### Task objective
Copy out all the lines in the records that include the word "legend".

### Material provided
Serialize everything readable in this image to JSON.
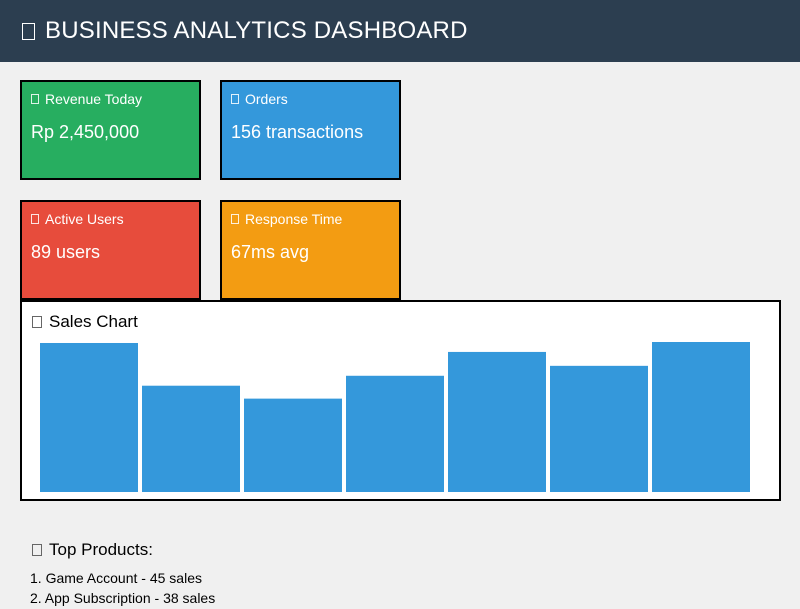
{
  "header": {
    "title": "BUSINESS ANALYTICS DASHBOARD",
    "icon": "chart-icon"
  },
  "cards": {
    "revenue": {
      "label": "Revenue Today",
      "value": "Rp 2,450,000",
      "color": "#27ae60",
      "icon": "money-icon"
    },
    "orders": {
      "label": "Orders",
      "value": "156 transactions",
      "color": "#3498db",
      "icon": "box-icon"
    },
    "users": {
      "label": "Active Users",
      "value": "89 users",
      "color": "#e74c3c",
      "icon": "users-icon"
    },
    "response": {
      "label": "Response Time",
      "value": "67ms avg",
      "color": "#f39c12",
      "icon": "lightning-icon"
    }
  },
  "chart": {
    "title": "Sales Chart",
    "icon": "chart-icon",
    "bar_color": "#3498db"
  },
  "chart_data": {
    "type": "bar",
    "categories": [
      "",
      "",
      "",
      "",
      "",
      "",
      ""
    ],
    "values": [
      150,
      107,
      94,
      117,
      141,
      127,
      151
    ],
    "title": "Sales Chart",
    "xlabel": "",
    "ylabel": "",
    "ylim": [
      0,
      151
    ],
    "grid": false,
    "legend": "none"
  },
  "top_products": {
    "title": "Top Products:",
    "icon": "trophy-icon",
    "items": [
      "1. Game Account - 45 sales",
      "2. App Subscription - 38 sales"
    ]
  }
}
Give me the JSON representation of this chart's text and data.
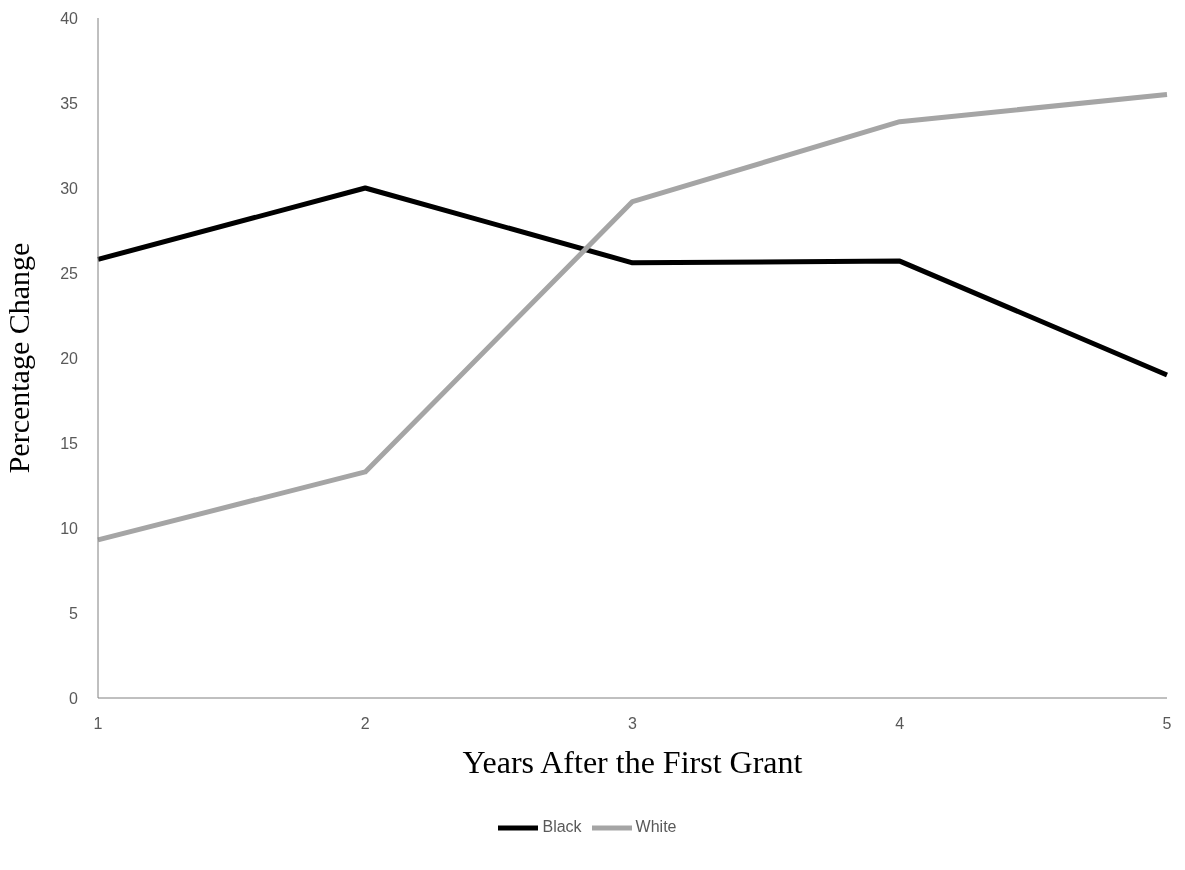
{
  "chart_data": {
    "type": "line",
    "xlabel": "Years After the First Grant",
    "ylabel": "Percentage Change",
    "categories": [
      "1",
      "2",
      "3",
      "4",
      "5"
    ],
    "series": [
      {
        "name": "Black",
        "color": "#000000",
        "values": [
          25.8,
          30.0,
          25.6,
          25.7,
          19.0
        ]
      },
      {
        "name": "White",
        "color": "#a5a5a5",
        "values": [
          9.3,
          13.3,
          29.2,
          33.9,
          35.5
        ]
      }
    ],
    "ylim": [
      0,
      40
    ],
    "yticks": [
      0,
      5,
      10,
      15,
      20,
      25,
      30,
      35,
      40
    ],
    "grid": false,
    "legend": "bottom"
  }
}
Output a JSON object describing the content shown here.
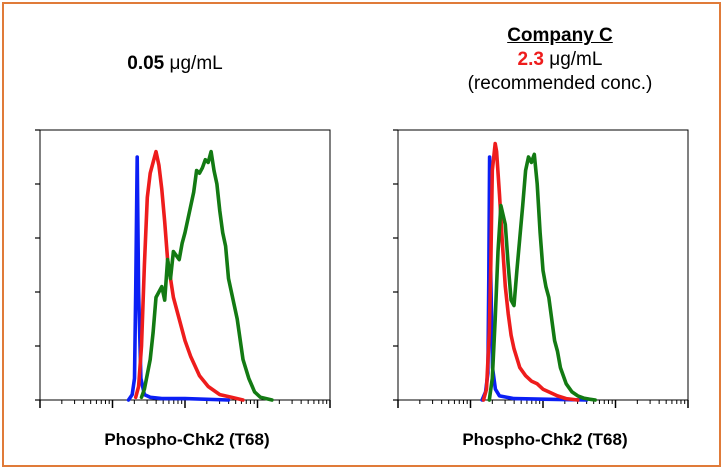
{
  "colors": {
    "border": "#E07B39",
    "blue_series": "#0B1FF5",
    "red_series": "#EE1C1C",
    "green_series": "#137A13",
    "concentration_highlight": "#EE1C1C"
  },
  "panels": [
    {
      "header": {
        "company": "",
        "conc_value": "0.05",
        "conc_unit": " μg/mL",
        "note": ""
      },
      "xlabel": "Phospho-Chk2 (T68)"
    },
    {
      "header": {
        "company": "Company C",
        "conc_value": "2.3",
        "conc_unit": " μg/mL",
        "note": "(recommended conc.)"
      },
      "xlabel": "Phospho-Chk2 (T68)"
    }
  ],
  "chart_data": [
    {
      "type": "line",
      "title": "0.05 μg/mL",
      "xlabel": "Phospho-Chk2 (T68)",
      "ylabel": "",
      "xlim": [
        0,
        100
      ],
      "ylim": [
        0,
        100
      ],
      "grid": false,
      "legend": "none",
      "series": [
        {
          "color": "#0B1FF5",
          "x": [
            30.5,
            31.8,
            32.6,
            33.0,
            33.5,
            34.0,
            34.8,
            36.0,
            38.0,
            42.0,
            50.0,
            65.0
          ],
          "y": [
            0,
            2,
            8,
            40,
            90,
            40,
            8,
            2,
            1,
            0.5,
            0.5,
            0
          ]
        },
        {
          "color": "#EE1C1C",
          "x": [
            33.0,
            34.0,
            35.0,
            36.0,
            37.0,
            38.0,
            39.0,
            40.0,
            41.0,
            42.0,
            43.0,
            44.0,
            46.0,
            48.0,
            50.0,
            52.0,
            55.0,
            58.0,
            62.0,
            66.0,
            70.0
          ],
          "y": [
            1,
            5,
            20,
            50,
            75,
            84,
            88,
            92,
            87,
            78,
            66,
            52,
            38,
            30,
            22,
            16,
            9,
            5,
            2,
            1,
            0
          ]
        },
        {
          "color": "#137A13",
          "x": [
            35.0,
            36.0,
            38.0,
            39.0,
            40.0,
            42.0,
            43.0,
            44.0,
            45.0,
            46.0,
            48.0,
            49.0,
            50.0,
            52.0,
            53.0,
            54.0,
            55.0,
            56.0,
            57.0,
            58.0,
            59.0,
            60.0,
            61.0,
            62.0,
            63.0,
            64.0,
            65.0,
            67.0,
            68.0,
            70.0,
            72.0,
            74.0,
            76.0,
            78.0,
            80.0
          ],
          "y": [
            1,
            4,
            15,
            25,
            38,
            42,
            37,
            52,
            45,
            55,
            52,
            58,
            62,
            72,
            77,
            85,
            84,
            86,
            89,
            88,
            92,
            85,
            80,
            70,
            62,
            57,
            45,
            35,
            30,
            15,
            8,
            3,
            1,
            0.5,
            0
          ]
        }
      ]
    },
    {
      "type": "line",
      "title": "Company C 2.3 μg/mL (recommended conc.)",
      "xlabel": "Phospho-Chk2 (T68)",
      "ylabel": "",
      "xlim": [
        0,
        100
      ],
      "ylim": [
        0,
        100
      ],
      "grid": false,
      "legend": "none",
      "series": [
        {
          "color": "#0B1FF5",
          "x": [
            29.0,
            30.2,
            31.0,
            31.3,
            31.6,
            32.0,
            32.6,
            33.6,
            35.0,
            40.0,
            50.0,
            65.0
          ],
          "y": [
            0,
            3,
            10,
            45,
            90,
            45,
            12,
            4,
            1.5,
            0.5,
            0.3,
            0
          ]
        },
        {
          "color": "#EE1C1C",
          "x": [
            29.5,
            30.5,
            31.5,
            32.0,
            32.5,
            33.5,
            34.0,
            35.0,
            36.0,
            37.0,
            38.0,
            39.0,
            40.0,
            42.0,
            44.0,
            46.0,
            48.0,
            50.0,
            52.0,
            55.0,
            58.0,
            62.0
          ],
          "y": [
            0,
            4,
            25,
            50,
            85,
            95,
            92,
            76,
            58,
            42,
            32,
            24,
            19,
            12,
            9,
            7,
            6,
            4,
            3,
            1.5,
            0.5,
            0
          ]
        },
        {
          "color": "#137A13",
          "x": [
            31.5,
            32.5,
            33.5,
            34.5,
            35.5,
            37.0,
            38.0,
            39.0,
            40.0,
            41.0,
            42.0,
            43.0,
            44.0,
            45.0,
            46.0,
            47.0,
            48.0,
            49.0,
            50.0,
            51.0,
            52.0,
            53.0,
            54.0,
            55.0,
            56.0,
            58.0,
            60.0,
            62.0,
            64.0,
            66.0,
            68.0
          ],
          "y": [
            0,
            8,
            30,
            55,
            72,
            65,
            50,
            37,
            35,
            48,
            60,
            72,
            85,
            90,
            88,
            91,
            80,
            62,
            48,
            42,
            38,
            30,
            22,
            18,
            12,
            6,
            3,
            1.5,
            0.7,
            0.3,
            0
          ]
        }
      ]
    }
  ]
}
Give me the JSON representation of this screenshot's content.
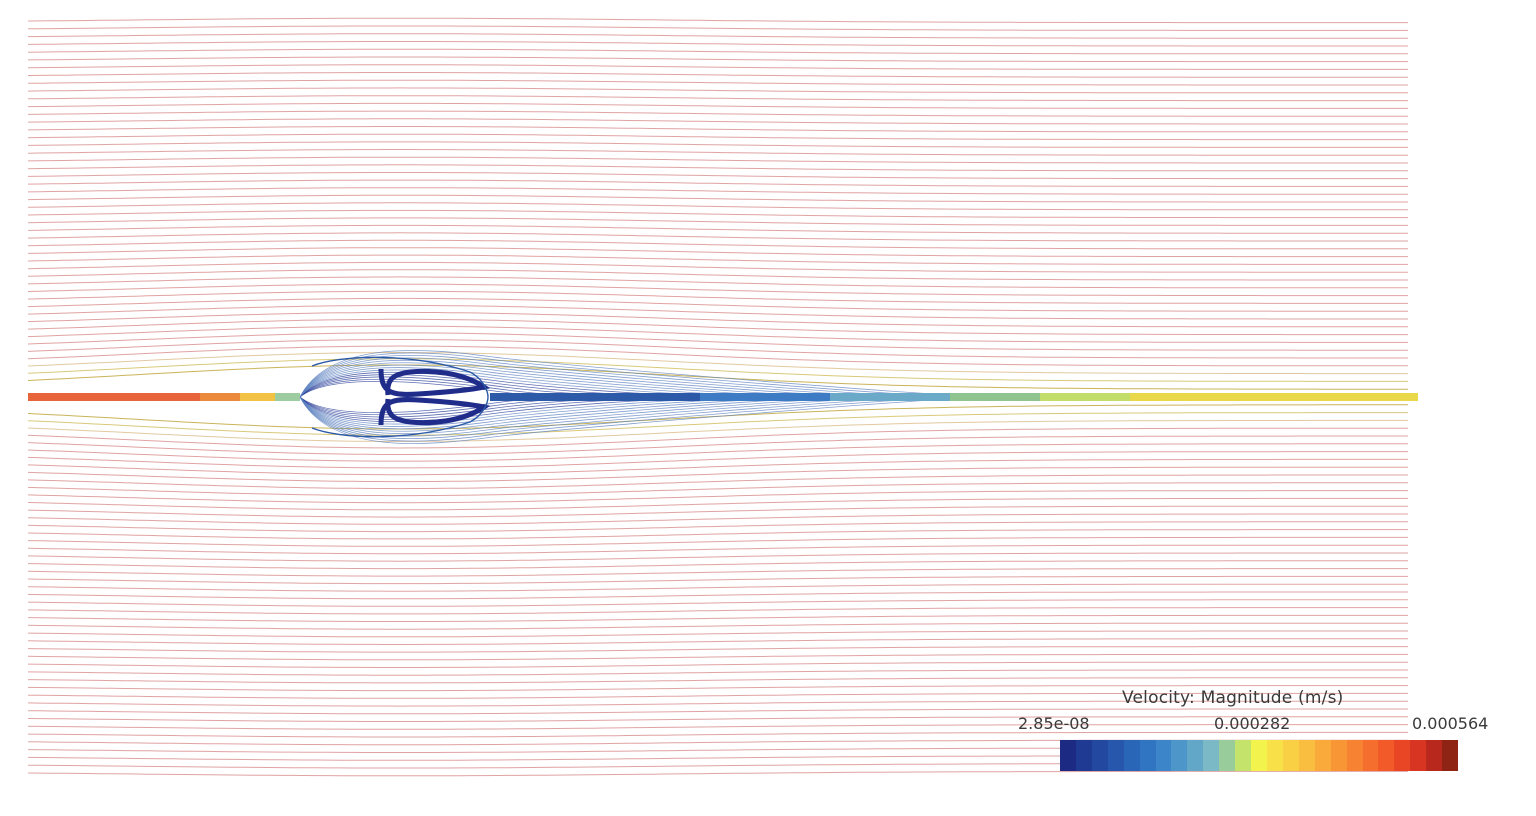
{
  "legend": {
    "title": "Velocity: Magnitude (m/s)",
    "min_label": "2.85e-08",
    "mid_label": "0.000282",
    "max_label": "0.000564",
    "min_value": 2.85e-08,
    "mid_value": 0.000282,
    "max_value": 0.000564,
    "colormap": [
      "#1c2a84",
      "#1f3a92",
      "#22499f",
      "#2657ac",
      "#2a66b8",
      "#2f75c2",
      "#3b85c8",
      "#4c96c9",
      "#62a7c8",
      "#7bb9c6",
      "#98cc9a",
      "#c4e36a",
      "#f3f34e",
      "#f8e148",
      "#f9cf44",
      "#f9bd40",
      "#f9aa3b",
      "#f89636",
      "#f78232",
      "#f56e2e",
      "#f25a2a",
      "#e94626",
      "#d83522",
      "#b9281c",
      "#8f2314"
    ]
  },
  "flow": {
    "freestream_color": "#e0a3a3",
    "centerline_inlet_color": "#e8643a",
    "wake_near_color": "#2c5aa8",
    "wake_far_color": "#e9d94a",
    "recirculation_color": "#1f2c8a"
  }
}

### Written answer
    "legend": "none"
    "legend": "bottom"
      "legend": "none",
      "legend": "none",
  "legend": {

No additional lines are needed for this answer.